Given request
Show every line in the entries below where the word "grid" appears.

>> START

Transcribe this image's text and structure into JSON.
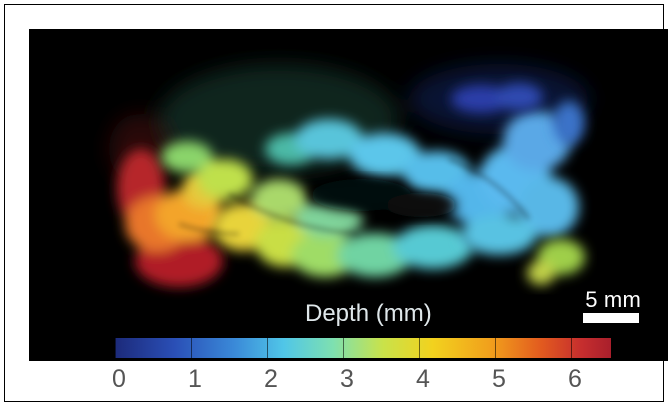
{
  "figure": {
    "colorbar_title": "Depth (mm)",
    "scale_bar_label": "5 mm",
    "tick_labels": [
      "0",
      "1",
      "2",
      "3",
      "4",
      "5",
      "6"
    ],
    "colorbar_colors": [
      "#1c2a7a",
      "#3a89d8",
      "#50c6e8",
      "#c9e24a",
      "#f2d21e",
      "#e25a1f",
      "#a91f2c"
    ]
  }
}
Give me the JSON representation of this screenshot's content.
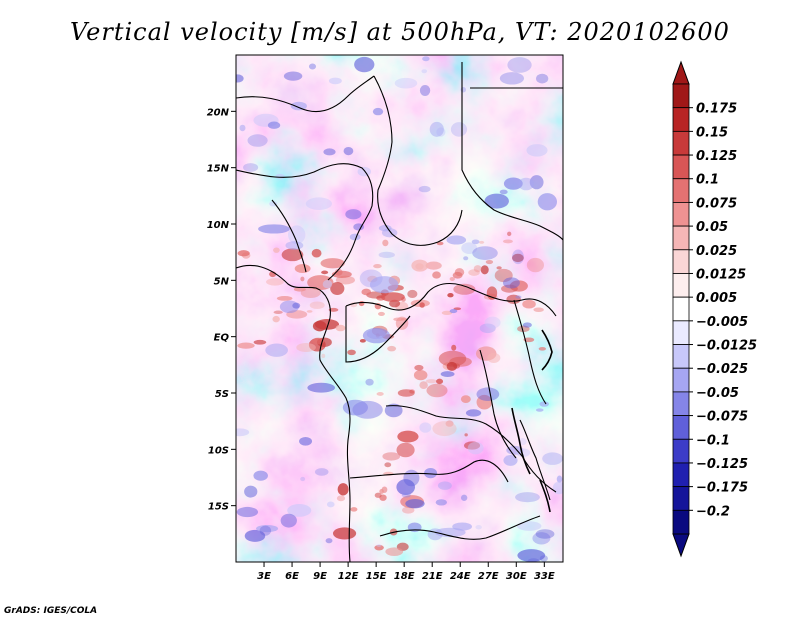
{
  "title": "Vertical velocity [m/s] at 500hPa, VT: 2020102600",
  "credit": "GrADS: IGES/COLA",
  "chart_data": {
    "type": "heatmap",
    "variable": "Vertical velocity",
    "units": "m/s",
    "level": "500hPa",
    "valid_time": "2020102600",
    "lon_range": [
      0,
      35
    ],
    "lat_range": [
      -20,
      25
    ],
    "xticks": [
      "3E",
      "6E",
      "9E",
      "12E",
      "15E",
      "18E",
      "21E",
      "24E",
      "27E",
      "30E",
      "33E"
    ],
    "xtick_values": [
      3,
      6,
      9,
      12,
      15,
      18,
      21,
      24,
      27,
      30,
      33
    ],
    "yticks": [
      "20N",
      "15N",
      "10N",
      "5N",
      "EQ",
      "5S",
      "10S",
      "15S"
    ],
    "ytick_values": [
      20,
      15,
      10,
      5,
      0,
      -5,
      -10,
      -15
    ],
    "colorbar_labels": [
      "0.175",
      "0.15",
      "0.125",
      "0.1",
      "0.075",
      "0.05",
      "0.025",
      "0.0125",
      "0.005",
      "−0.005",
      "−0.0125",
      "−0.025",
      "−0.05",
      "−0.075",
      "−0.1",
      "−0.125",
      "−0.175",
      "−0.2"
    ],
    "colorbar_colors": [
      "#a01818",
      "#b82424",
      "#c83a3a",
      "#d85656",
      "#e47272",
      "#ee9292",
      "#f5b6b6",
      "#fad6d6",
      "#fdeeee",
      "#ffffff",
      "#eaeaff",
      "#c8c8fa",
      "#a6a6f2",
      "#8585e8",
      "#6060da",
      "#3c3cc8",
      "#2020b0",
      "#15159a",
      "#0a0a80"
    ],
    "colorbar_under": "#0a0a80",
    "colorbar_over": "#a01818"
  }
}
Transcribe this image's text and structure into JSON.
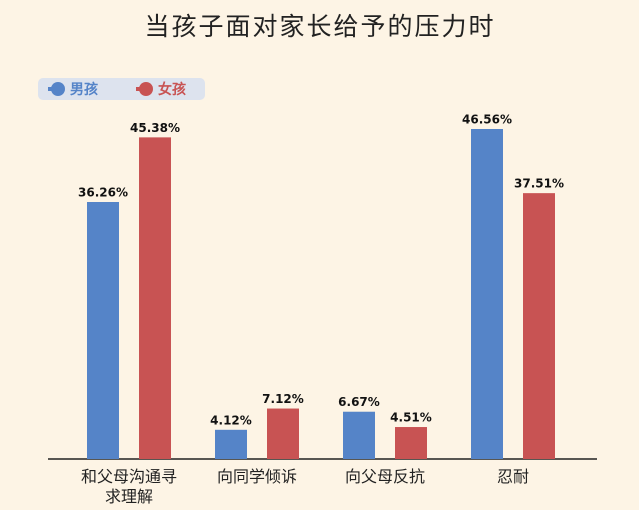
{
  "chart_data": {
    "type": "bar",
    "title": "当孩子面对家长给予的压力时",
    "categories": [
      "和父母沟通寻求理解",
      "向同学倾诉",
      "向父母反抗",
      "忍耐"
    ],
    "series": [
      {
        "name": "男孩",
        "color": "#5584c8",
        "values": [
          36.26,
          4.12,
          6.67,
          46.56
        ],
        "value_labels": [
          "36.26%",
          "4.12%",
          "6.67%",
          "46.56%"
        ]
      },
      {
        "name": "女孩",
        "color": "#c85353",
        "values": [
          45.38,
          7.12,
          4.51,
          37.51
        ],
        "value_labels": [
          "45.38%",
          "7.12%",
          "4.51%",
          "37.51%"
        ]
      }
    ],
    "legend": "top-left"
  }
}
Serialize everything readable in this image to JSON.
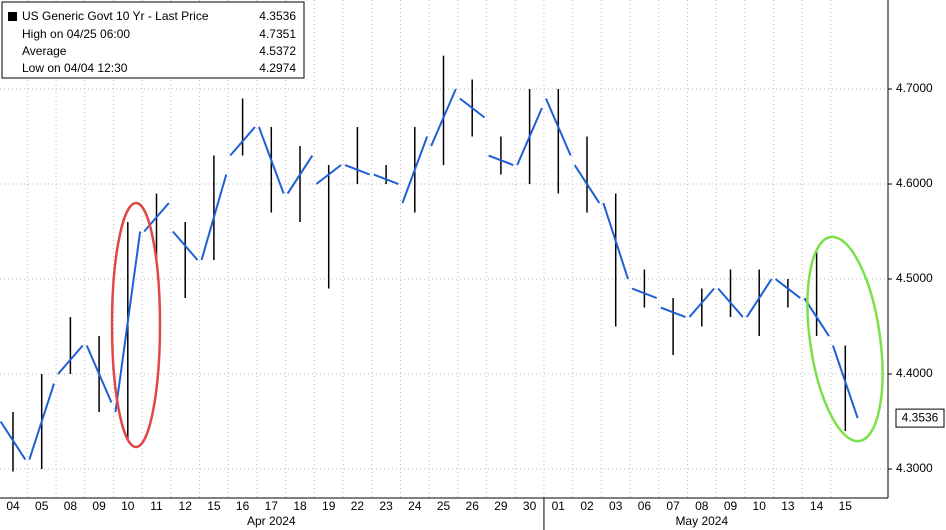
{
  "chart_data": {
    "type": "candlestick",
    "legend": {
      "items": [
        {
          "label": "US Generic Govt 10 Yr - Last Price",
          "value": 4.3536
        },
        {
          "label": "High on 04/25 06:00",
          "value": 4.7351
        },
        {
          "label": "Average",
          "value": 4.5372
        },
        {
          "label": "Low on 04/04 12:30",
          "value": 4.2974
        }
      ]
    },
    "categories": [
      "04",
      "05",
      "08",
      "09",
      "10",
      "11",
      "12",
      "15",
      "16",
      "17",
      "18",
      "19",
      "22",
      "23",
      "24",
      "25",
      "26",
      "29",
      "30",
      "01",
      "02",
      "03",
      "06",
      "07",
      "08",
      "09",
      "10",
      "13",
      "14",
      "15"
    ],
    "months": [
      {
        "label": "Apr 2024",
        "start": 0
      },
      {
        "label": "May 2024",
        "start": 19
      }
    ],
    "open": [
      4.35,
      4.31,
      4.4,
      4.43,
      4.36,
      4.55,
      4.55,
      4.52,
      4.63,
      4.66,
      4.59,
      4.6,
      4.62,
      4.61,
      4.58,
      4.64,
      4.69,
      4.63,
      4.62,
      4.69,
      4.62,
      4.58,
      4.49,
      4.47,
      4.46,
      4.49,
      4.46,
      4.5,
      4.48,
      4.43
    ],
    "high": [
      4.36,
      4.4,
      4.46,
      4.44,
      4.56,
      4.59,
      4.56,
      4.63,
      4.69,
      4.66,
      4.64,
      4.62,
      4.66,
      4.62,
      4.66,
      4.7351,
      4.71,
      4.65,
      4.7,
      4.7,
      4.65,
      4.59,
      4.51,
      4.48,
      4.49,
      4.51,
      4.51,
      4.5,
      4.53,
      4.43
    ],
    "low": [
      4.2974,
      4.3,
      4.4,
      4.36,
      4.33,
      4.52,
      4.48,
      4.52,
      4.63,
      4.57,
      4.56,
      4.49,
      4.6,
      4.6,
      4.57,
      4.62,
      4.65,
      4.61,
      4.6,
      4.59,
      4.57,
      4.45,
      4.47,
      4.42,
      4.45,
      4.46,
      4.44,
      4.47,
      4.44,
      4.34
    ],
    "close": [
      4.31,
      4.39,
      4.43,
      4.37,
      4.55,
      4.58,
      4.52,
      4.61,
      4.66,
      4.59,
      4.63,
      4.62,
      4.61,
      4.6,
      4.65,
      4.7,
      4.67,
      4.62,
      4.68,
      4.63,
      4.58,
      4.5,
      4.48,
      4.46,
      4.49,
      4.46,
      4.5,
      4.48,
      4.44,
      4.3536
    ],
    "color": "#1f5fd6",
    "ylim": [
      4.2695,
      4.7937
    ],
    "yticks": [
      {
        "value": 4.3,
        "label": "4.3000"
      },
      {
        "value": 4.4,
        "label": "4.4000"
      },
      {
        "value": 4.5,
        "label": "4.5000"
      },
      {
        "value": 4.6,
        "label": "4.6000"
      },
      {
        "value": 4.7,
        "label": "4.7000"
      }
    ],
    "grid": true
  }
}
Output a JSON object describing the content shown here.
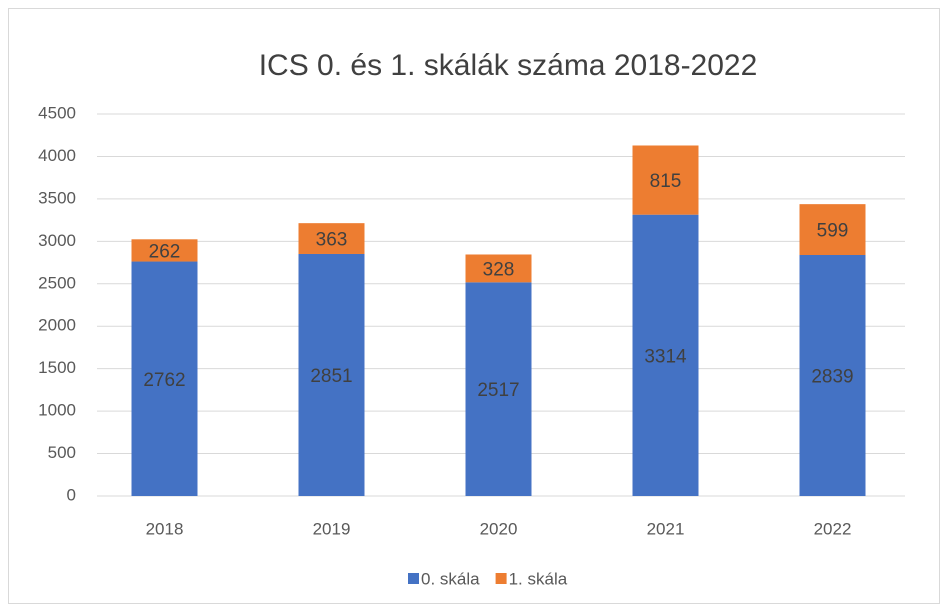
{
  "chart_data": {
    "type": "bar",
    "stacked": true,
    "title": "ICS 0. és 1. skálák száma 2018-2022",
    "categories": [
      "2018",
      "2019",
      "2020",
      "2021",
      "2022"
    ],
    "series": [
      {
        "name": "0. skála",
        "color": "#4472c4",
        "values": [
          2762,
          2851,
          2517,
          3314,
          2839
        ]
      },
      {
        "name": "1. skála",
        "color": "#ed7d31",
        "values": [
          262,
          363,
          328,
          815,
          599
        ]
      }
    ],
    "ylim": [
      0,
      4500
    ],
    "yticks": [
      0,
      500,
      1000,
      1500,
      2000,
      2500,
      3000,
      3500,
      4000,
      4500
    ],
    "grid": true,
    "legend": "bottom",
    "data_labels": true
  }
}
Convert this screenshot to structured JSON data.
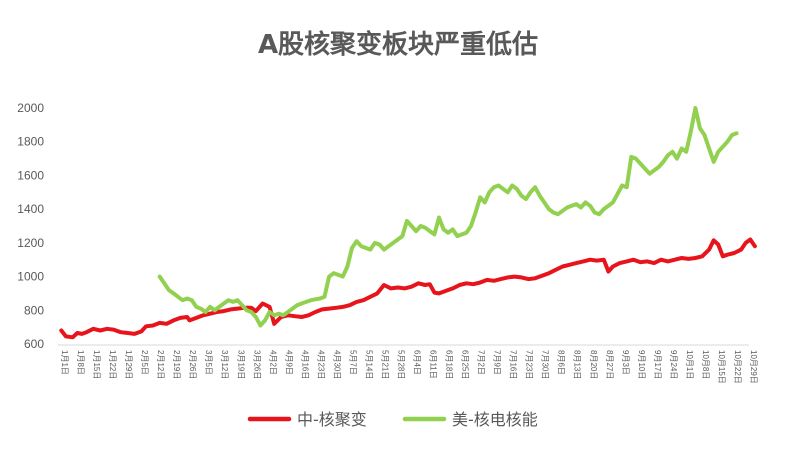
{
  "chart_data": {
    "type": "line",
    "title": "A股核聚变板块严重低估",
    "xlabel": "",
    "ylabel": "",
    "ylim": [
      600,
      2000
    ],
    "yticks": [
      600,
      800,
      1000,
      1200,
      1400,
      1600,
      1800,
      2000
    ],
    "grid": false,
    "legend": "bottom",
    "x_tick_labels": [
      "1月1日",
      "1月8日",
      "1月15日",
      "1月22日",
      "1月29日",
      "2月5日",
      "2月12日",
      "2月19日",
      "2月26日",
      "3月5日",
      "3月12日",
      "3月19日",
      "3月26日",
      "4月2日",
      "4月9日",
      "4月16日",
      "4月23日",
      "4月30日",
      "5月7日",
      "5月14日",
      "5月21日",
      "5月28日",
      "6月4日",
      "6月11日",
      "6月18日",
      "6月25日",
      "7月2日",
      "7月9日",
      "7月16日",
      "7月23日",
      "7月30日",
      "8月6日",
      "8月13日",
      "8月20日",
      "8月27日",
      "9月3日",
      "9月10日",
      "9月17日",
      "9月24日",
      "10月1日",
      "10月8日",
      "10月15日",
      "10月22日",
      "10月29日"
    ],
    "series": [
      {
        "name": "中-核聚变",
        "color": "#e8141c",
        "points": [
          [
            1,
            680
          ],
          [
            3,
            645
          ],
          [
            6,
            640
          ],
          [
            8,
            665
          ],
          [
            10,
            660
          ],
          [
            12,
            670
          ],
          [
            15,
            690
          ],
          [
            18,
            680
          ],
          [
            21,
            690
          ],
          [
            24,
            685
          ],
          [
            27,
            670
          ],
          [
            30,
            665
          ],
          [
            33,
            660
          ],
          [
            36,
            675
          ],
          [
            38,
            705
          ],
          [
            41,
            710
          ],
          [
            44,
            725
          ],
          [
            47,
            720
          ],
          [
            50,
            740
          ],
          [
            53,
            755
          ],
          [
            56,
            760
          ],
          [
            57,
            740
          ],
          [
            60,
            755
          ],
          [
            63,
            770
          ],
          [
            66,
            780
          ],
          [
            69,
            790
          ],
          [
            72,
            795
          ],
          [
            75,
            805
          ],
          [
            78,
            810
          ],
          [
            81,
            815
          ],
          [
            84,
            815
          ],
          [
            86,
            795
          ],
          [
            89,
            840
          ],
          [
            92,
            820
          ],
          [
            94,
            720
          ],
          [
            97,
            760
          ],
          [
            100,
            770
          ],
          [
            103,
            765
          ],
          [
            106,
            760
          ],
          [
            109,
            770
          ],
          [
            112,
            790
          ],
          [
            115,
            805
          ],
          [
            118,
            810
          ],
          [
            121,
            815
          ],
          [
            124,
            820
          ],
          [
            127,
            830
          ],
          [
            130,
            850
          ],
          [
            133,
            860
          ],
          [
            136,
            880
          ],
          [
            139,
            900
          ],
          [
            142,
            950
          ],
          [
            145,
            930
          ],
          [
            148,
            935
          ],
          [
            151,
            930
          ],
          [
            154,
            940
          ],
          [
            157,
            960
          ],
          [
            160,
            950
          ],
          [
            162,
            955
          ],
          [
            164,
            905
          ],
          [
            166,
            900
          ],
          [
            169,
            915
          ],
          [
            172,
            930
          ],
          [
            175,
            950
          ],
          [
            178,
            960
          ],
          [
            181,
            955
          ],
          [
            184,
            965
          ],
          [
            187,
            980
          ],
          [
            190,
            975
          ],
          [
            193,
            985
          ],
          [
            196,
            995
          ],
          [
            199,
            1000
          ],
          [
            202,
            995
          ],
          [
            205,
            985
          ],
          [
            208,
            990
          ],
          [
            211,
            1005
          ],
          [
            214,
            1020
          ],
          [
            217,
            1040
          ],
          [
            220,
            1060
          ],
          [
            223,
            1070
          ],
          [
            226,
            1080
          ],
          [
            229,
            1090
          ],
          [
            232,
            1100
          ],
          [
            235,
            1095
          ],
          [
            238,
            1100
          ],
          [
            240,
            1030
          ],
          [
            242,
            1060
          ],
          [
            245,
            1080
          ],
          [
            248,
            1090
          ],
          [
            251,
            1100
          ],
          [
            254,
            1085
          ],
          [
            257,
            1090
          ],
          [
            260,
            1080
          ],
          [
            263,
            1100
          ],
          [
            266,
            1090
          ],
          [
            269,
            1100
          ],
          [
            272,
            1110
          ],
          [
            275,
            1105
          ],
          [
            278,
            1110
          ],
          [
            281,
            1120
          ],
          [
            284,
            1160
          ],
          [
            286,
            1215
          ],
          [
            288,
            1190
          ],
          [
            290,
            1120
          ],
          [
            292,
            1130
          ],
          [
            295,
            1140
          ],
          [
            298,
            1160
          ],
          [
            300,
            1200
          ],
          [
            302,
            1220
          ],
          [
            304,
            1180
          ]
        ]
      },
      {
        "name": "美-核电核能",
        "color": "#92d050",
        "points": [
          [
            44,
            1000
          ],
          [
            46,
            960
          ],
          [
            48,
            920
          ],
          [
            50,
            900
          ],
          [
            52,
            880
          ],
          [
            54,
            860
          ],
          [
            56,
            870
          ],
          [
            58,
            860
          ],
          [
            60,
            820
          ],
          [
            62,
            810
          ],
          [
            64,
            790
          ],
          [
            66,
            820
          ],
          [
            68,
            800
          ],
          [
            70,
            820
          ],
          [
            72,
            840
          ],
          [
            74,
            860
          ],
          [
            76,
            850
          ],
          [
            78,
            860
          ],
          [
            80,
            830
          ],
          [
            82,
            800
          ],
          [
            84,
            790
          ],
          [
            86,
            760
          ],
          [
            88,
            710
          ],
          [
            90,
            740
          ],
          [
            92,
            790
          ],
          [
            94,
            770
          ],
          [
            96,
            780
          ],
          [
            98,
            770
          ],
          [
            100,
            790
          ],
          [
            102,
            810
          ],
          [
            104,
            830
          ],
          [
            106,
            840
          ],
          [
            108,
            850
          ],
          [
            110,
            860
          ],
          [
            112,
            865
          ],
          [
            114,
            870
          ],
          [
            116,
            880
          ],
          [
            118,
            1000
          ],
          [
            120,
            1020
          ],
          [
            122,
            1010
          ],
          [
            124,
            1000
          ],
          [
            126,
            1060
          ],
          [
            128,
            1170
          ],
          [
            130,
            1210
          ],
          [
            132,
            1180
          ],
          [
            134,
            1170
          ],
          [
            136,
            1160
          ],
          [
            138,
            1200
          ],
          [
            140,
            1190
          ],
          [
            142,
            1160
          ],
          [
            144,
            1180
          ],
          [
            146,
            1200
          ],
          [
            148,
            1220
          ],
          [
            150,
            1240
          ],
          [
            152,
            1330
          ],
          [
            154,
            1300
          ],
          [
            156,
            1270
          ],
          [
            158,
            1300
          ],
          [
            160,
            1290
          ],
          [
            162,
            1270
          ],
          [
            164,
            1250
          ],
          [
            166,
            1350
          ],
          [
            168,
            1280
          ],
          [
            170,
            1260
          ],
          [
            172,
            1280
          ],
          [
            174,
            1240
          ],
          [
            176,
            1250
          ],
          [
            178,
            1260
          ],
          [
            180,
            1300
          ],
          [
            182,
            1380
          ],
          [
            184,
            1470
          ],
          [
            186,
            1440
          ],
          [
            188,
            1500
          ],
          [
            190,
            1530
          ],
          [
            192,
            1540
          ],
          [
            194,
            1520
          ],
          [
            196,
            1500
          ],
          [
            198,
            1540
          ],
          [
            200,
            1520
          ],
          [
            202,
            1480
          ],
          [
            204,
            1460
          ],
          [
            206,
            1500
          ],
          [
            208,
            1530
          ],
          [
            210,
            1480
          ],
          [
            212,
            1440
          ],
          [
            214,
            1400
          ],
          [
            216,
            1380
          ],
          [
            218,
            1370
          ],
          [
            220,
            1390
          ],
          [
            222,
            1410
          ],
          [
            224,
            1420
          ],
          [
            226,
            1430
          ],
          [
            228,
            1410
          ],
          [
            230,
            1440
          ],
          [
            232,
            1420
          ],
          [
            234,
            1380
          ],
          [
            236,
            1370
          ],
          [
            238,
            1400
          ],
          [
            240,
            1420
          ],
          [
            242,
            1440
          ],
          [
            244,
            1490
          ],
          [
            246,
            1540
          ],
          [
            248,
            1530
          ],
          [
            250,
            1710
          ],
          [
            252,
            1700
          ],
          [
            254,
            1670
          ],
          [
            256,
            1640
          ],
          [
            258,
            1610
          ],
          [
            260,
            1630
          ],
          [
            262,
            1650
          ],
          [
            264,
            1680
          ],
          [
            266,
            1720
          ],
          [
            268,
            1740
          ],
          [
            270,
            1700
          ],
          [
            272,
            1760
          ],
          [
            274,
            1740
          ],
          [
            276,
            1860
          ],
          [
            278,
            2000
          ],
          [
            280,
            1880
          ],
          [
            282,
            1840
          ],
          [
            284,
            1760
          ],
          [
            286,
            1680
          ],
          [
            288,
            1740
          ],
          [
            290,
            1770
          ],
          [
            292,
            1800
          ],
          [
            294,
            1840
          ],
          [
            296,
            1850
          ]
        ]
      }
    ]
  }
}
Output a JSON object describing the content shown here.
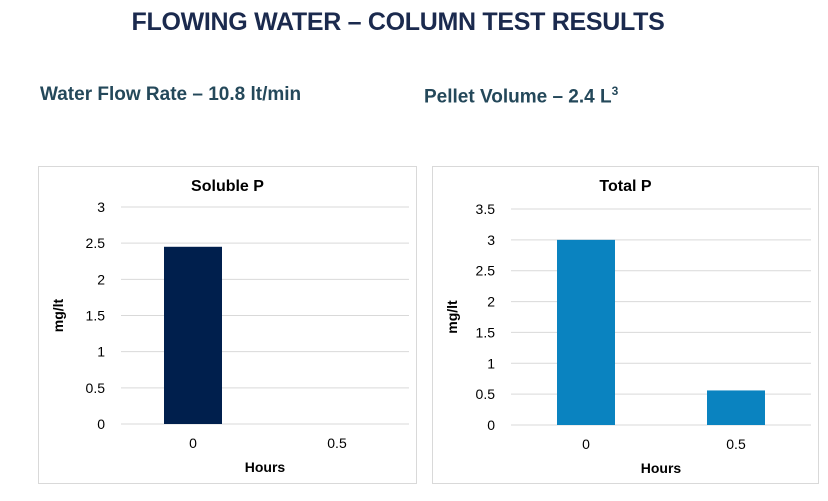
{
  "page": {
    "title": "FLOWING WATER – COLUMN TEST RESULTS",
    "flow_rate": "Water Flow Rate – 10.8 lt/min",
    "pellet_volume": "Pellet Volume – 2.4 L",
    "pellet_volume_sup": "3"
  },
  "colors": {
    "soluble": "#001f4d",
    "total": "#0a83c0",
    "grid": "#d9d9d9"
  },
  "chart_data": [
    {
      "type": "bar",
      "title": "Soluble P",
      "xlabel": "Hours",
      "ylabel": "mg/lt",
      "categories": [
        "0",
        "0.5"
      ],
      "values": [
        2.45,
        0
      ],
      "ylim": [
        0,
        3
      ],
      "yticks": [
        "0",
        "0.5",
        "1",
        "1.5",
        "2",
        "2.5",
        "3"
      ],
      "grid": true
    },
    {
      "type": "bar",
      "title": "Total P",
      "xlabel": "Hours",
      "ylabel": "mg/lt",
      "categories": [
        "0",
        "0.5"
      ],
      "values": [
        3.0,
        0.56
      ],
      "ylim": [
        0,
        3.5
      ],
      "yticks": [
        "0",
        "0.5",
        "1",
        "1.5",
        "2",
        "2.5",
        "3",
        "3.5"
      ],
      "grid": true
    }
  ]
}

>> END

Answer to this problem
    "grid": true
    "grid": true,
    "grid": false,
    "grid": "#d9d9d9"
      "grid": true
      "grid": true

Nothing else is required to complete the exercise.